**Problem to solve**
Please transcribe the listing below in full and word for word, without its pictures.

**Extracted information**
━━━━━━
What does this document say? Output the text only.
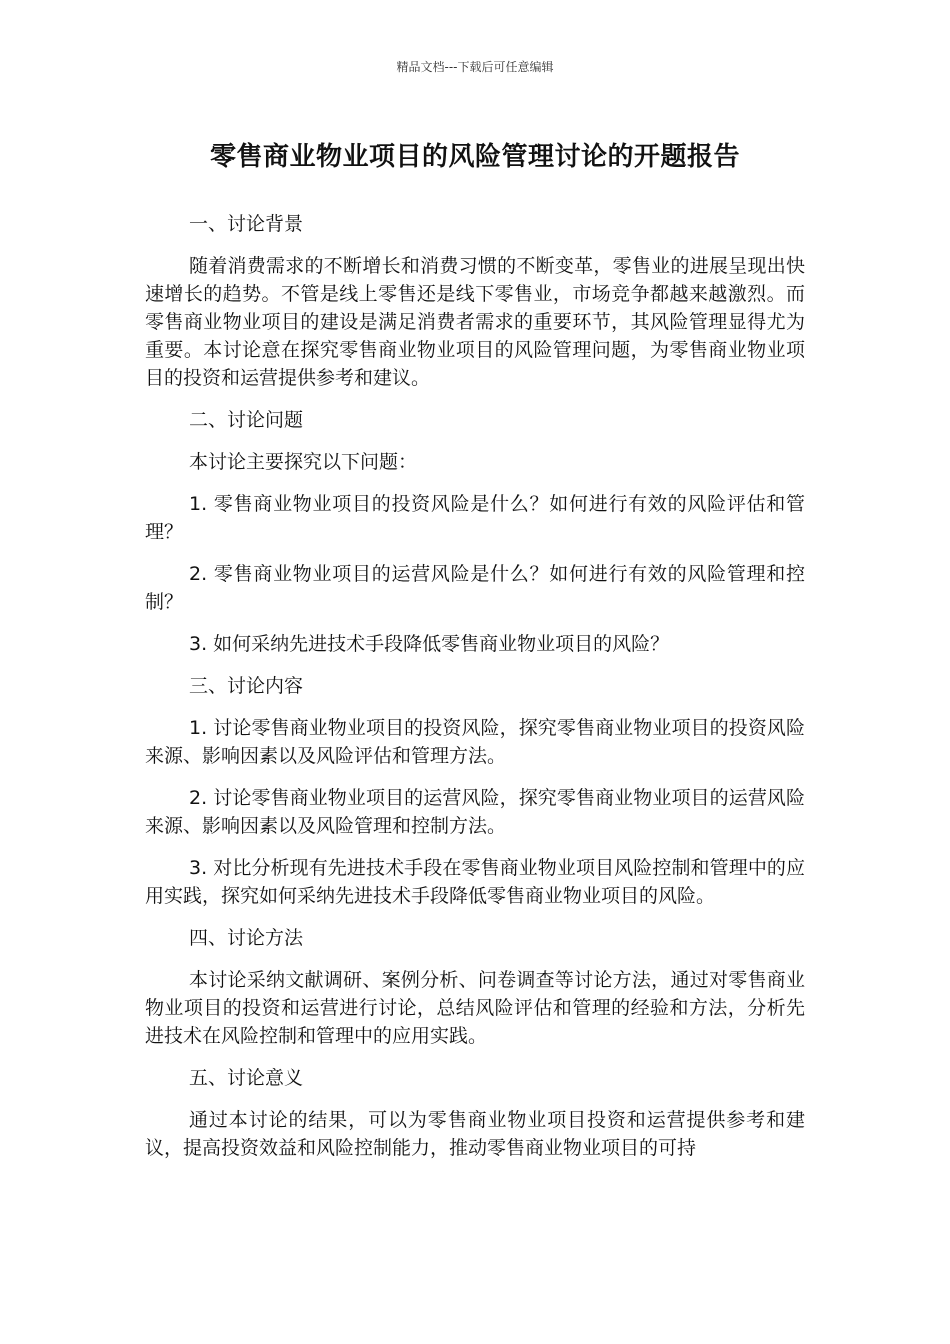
精品文档---下载后可任意编辑
零售商业物业项目的风险管理讨论的开题报告

一、讨论背景

随着消费需求的不断增长和消费习惯的不断变革，零售业的进展呈现出快速增长的趋势。不管是线上零售还是线下零售业，市场竞争都越来越激烈。而零售商业物业项目的建设是满足消费者需求的重要环节，其风险管理显得尤为重要。本讨论意在探究零售商业物业项目的风险管理问题，为零售商业物业项目的投资和运营提供参考和建议。

二、讨论问题

本讨论主要探究以下问题：

1. 零售商业物业项目的投资风险是什么？如何进行有效的风险评估和管理？

2. 零售商业物业项目的运营风险是什么？如何进行有效的风险管理和控制？

3. 如何采纳先进技术手段降低零售商业物业项目的风险？

三、讨论内容

1. 讨论零售商业物业项目的投资风险，探究零售商业物业项目的投资风险来源、影响因素以及风险评估和管理方法。

2. 讨论零售商业物业项目的运营风险，探究零售商业物业项目的运营风险来源、影响因素以及风险管理和控制方法。

3. 对比分析现有先进技术手段在零售商业物业项目风险控制和管理中的应用实践，探究如何采纳先进技术手段降低零售商业物业项目的风险。

四、讨论方法

本讨论采纳文献调研、案例分析、问卷调查等讨论方法，通过对零售商业物业项目的投资和运营进行讨论，总结风险评估和管理的经验和方法，分析先进技术在风险控制和管理中的应用实践。

五、讨论意义

通过本讨论的结果，可以为零售商业物业项目投资和运营提供参考和建议，提高投资效益和风险控制能力，推动零售商业物业项目的可持
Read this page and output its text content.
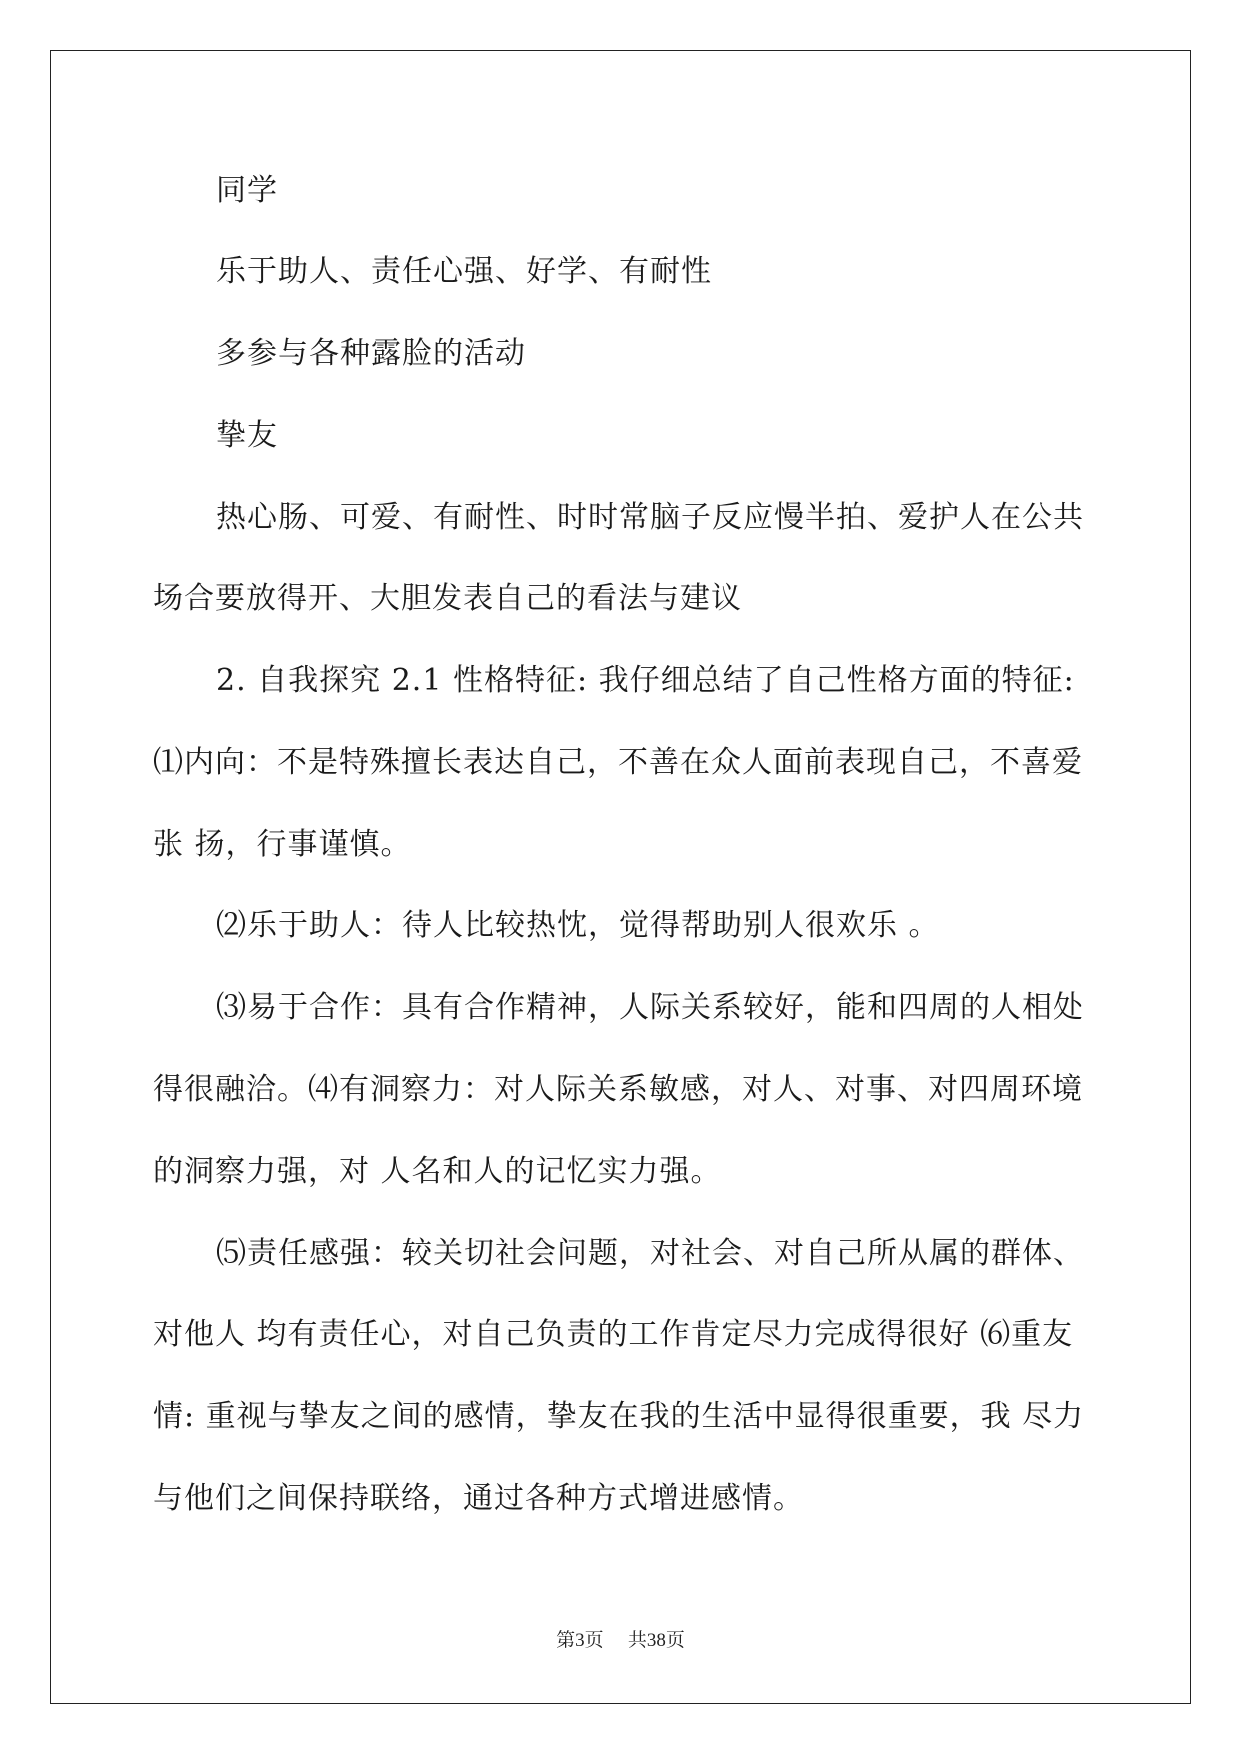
同学
乐于助人、责任心强、好学、有耐性
多参与各种露脸的活动
挚友
热心肠、可爱、有耐性、时时常脑子反应慢半拍、爱护人在公共
场合要放得开、大胆发表自己的看法与建议
2. 自我探究 2.1 性格特征: 我仔细总结了自己性格方面的特征:
⑴内向：不是特殊擅长表达自己，不善在众人面前表现自己，不喜爱
张 扬，行事谨慎。
⑵乐于助人：待人比较热忱，觉得帮助别人很欢乐 。
⑶易于合作：具有合作精神，人际关系较好，能和四周的人相处
得很融洽。⑷有洞察力：对人际关系敏感，对人、对事、对四周环境
的洞察力强，对 人名和人的记忆实力强。
⑸责任感强：较关切社会问题，对社会、对自己所从属的群体、
对他人 均有责任心，对自己负责的工作肯定尽力完成得很好 ⑹重友
情: 重视与挚友之间的感情，挚友在我的生活中显得很重要，我 尽力
与他们之间保持联络，通过各种方式增进感情。
第3页 共38页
━━━━━━
**The solution**
What does this document say? Output the text only.
精品文档---下载后可任意编辑
零售商业物业项目的风险管理讨论的开题报告

一、讨论背景

随着消费需求的不断增长和消费习惯的不断变革，零售业的进展呈现出快速增长的趋势。不管是线上零售还是线下零售业，市场竞争都越来越激烈。而零售商业物业项目的建设是满足消费者需求的重要环节，其风险管理显得尤为重要。本讨论意在探究零售商业物业项目的风险管理问题，为零售商业物业项目的投资和运营提供参考和建议。

二、讨论问题

本讨论主要探究以下问题：

1. 零售商业物业项目的投资风险是什么？如何进行有效的风险评估和管理？

2. 零售商业物业项目的运营风险是什么？如何进行有效的风险管理和控制？

3. 如何采纳先进技术手段降低零售商业物业项目的风险？

三、讨论内容

1. 讨论零售商业物业项目的投资风险，探究零售商业物业项目的投资风险来源、影响因素以及风险评估和管理方法。

2. 讨论零售商业物业项目的运营风险，探究零售商业物业项目的运营风险来源、影响因素以及风险管理和控制方法。

3. 对比分析现有先进技术手段在零售商业物业项目风险控制和管理中的应用实践，探究如何采纳先进技术手段降低零售商业物业项目的风险。

四、讨论方法

本讨论采纳文献调研、案例分析、问卷调查等讨论方法，通过对零售商业物业项目的投资和运营进行讨论，总结风险评估和管理的经验和方法，分析先进技术在风险控制和管理中的应用实践。

五、讨论意义

通过本讨论的结果，可以为零售商业物业项目投资和运营提供参考和建议，提高投资效益和风险控制能力，推动零售商业物业项目的可持
Read this page and output its text content.
同学
乐于助人、责任心强、好学、有耐性
多参与各种露脸的活动
挚友
热心肠、可爱、有耐性、时时常脑子反应慢半拍、爱护人在公共
场合要放得开、大胆发表自己的看法与建议
2. 自我探究 2.1 性格特征: 我仔细总结了自己性格方面的特征:
⑴内向：不是特殊擅长表达自己，不善在众人面前表现自己，不喜爱
张 扬，行事谨慎。
⑵乐于助人：待人比较热忱，觉得帮助别人很欢乐 。
⑶易于合作：具有合作精神，人际关系较好，能和四周的人相处
得很融洽。⑷有洞察力：对人际关系敏感，对人、对事、对四周环境
的洞察力强，对 人名和人的记忆实力强。
⑸责任感强：较关切社会问题，对社会、对自己所从属的群体、
对他人 均有责任心，对自己负责的工作肯定尽力完成得很好 ⑹重友
情: 重视与挚友之间的感情，挚友在我的生活中显得很重要，我 尽力
与他们之间保持联络，通过各种方式增进感情。
第3页 共38页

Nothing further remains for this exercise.